- WHAT YOU HAVE TO DO -
Sift the listing for lines that hold the string "nepomucenské" and pull them out.

- DATA FOR PROCESSING -
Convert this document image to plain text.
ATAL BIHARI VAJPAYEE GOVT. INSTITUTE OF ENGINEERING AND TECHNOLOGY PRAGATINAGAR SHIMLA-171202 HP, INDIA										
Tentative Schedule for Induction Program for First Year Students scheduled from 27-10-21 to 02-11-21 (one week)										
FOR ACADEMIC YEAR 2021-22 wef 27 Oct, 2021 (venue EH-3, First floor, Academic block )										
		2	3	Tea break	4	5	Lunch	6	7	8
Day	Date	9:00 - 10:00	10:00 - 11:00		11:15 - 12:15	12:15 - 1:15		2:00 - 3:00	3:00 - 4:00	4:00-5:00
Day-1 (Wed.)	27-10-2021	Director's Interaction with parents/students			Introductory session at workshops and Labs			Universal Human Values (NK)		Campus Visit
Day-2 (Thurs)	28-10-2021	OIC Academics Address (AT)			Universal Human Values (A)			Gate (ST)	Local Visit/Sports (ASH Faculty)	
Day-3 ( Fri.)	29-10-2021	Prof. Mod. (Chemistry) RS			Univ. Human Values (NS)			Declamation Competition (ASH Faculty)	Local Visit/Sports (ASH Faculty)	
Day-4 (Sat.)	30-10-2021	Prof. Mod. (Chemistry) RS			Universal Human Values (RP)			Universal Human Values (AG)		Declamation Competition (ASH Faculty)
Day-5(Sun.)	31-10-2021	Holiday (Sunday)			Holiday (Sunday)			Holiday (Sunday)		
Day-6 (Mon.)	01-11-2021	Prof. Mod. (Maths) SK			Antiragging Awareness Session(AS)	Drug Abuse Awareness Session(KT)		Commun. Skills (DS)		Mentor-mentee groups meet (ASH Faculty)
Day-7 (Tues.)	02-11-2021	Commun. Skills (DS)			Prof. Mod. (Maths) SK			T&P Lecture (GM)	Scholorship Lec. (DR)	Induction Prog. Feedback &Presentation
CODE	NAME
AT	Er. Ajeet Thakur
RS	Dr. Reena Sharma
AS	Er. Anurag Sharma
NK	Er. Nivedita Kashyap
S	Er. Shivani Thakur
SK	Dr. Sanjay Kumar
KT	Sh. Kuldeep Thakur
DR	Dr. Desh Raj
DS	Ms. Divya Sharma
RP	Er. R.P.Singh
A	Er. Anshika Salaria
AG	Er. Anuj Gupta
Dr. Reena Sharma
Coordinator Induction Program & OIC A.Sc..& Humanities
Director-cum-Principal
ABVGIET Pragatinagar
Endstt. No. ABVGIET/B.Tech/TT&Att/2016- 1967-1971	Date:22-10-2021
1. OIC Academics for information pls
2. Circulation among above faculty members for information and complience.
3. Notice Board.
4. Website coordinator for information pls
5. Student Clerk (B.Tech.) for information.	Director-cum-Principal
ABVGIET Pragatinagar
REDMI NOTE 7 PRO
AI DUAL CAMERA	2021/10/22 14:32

...

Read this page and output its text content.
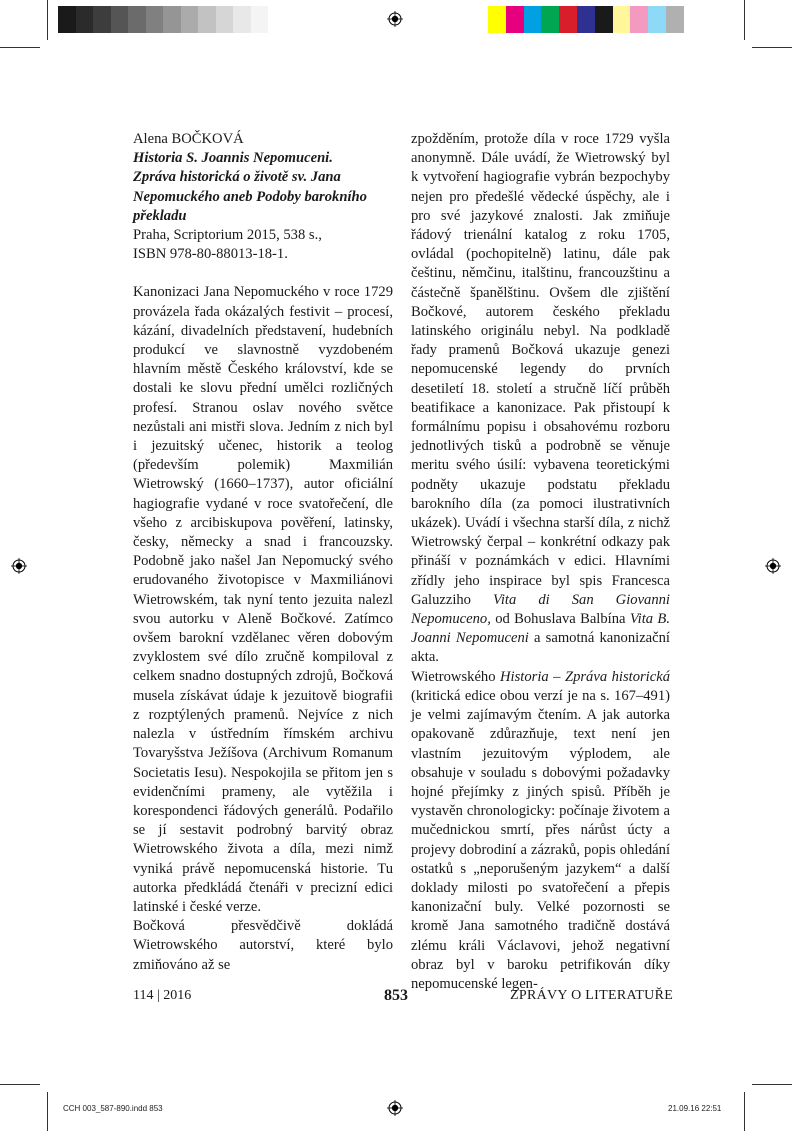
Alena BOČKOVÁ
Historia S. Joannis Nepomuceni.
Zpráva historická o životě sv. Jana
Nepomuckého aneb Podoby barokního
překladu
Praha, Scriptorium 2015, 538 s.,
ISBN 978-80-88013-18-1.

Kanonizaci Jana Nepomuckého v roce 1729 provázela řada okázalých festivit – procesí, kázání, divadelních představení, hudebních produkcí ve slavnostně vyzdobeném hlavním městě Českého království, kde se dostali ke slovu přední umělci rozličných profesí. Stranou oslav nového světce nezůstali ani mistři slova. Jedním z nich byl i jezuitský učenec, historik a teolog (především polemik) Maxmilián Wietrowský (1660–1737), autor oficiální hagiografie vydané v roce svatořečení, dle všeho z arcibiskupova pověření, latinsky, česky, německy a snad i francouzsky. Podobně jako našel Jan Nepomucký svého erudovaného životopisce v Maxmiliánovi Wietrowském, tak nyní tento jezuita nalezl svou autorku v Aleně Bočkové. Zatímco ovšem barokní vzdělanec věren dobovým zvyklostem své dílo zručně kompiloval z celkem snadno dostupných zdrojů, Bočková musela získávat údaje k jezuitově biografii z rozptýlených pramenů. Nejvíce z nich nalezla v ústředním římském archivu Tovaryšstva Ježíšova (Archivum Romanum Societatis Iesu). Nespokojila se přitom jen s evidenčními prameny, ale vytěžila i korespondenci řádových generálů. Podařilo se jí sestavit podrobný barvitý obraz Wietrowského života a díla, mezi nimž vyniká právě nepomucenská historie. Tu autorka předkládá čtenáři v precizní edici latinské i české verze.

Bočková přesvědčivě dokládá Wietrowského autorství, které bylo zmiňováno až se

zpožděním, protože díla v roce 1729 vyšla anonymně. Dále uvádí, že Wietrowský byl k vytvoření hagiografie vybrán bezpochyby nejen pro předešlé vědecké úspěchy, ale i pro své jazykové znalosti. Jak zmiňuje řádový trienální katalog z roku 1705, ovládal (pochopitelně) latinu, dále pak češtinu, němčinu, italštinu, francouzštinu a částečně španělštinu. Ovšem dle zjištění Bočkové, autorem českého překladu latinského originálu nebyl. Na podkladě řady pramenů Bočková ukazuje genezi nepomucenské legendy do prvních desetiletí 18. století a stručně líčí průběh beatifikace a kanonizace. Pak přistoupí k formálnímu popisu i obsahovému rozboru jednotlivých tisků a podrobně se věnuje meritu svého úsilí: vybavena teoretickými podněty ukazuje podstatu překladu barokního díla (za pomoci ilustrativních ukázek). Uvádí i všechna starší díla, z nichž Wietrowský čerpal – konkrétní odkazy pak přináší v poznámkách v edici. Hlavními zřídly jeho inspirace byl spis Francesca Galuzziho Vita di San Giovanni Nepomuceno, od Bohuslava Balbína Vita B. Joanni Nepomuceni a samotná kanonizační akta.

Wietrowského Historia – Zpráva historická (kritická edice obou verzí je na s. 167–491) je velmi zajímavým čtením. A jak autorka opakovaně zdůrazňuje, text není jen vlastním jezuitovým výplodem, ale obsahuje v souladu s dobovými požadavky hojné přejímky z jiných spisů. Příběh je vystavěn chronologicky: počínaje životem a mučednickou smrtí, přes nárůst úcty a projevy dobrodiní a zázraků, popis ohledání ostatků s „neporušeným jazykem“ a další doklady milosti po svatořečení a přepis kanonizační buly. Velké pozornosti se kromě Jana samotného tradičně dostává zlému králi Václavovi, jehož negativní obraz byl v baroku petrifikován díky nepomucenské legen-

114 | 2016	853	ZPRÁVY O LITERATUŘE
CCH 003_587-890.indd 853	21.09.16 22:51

- FULL ANSWER -
zpožděním, protože díla v roce 1729 vyšla anonymně. Dále uvádí, že Wietrowský byl k vytvoření hagiografie vybrán bezpochyby nejen pro předešlé vědecké úspěchy, ale i pro své jazykové znalosti. Jak zmiňuje řádový trienální katalog z roku 1705, ovládal (pochopitelně) latinu, dále pak češtinu, němčinu, italštinu, francouzštinu a částečně španělštinu. Ovšem dle zjištění Bočkové, autorem českého překladu latinského originálu nebyl. Na podkladě řady pramenů Bočková ukazuje genezi nepomucenské legendy do prvních desetiletí 18. století a stručně líčí průběh beatifikace a kanonizace. Pak přistoupí k formálnímu popisu i obsahovému rozboru jednotlivých tisků a podrobně se věnuje meritu svého úsilí: vybavena teoretickými podněty ukazuje podstatu překladu barokního díla (za pomoci ilustrativních ukázek). Uvádí i všechna starší díla, z nichž Wietrowský čerpal – konkrétní odkazy pak přináší v poznámkách v edici. Hlavními zřídly jeho inspirace byl spis Francesca Galuzziho Vita di San Giovanni Nepomuceno, od Bohuslava Balbína Vita B. Joanni Nepomuceni a samotná kanonizační akta.
Wietrowského Historia – Zpráva historická (kritická edice obou verzí je na s. 167–491) je velmi zajímavým čtením. A jak autorka opakovaně zdůrazňuje, text není jen vlastním jezuitovým výplodem, ale obsahuje v souladu s dobovými požadavky hojné přejímky z jiných spisů. Příběh je vystavěn chronologicky: počínaje životem a mučednickou smrtí, přes nárůst úcty a projevy dobrodiní a zázraků, popis ohledání ostatků s „neporušeným jazykem“ a další doklady milosti po svatořečení a přepis kanonizační buly. Velké pozornosti se kromě Jana samotného tradičně dostává zlému králi Václavovi, jehož negativní obraz byl v baroku petrifikován díky nepomucenské legen-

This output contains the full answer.